*PROMPT*: Gather every line that includes the word "Home", please.
++++ DATASET EXCERPTS
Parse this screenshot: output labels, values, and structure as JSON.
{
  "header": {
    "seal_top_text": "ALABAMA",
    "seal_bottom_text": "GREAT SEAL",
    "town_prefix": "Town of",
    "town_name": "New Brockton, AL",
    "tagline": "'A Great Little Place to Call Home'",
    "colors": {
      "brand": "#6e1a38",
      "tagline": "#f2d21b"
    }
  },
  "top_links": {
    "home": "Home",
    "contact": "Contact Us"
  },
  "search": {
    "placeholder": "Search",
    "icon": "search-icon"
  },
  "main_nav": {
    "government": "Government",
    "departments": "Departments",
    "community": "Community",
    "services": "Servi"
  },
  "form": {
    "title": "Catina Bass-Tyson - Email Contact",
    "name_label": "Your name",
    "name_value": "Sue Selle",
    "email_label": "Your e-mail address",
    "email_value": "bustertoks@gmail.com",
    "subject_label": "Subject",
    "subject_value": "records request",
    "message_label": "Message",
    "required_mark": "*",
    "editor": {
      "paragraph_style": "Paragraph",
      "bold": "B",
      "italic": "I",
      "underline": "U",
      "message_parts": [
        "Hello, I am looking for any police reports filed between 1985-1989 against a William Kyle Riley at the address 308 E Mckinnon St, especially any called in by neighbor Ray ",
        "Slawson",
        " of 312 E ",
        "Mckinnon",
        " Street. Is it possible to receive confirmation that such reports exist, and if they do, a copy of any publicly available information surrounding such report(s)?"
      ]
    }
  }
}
++++++++
*OUTPUT OF THE TASK*:
    "tagline": "'A Great Little Place to Call Home'",
    "home": "Home",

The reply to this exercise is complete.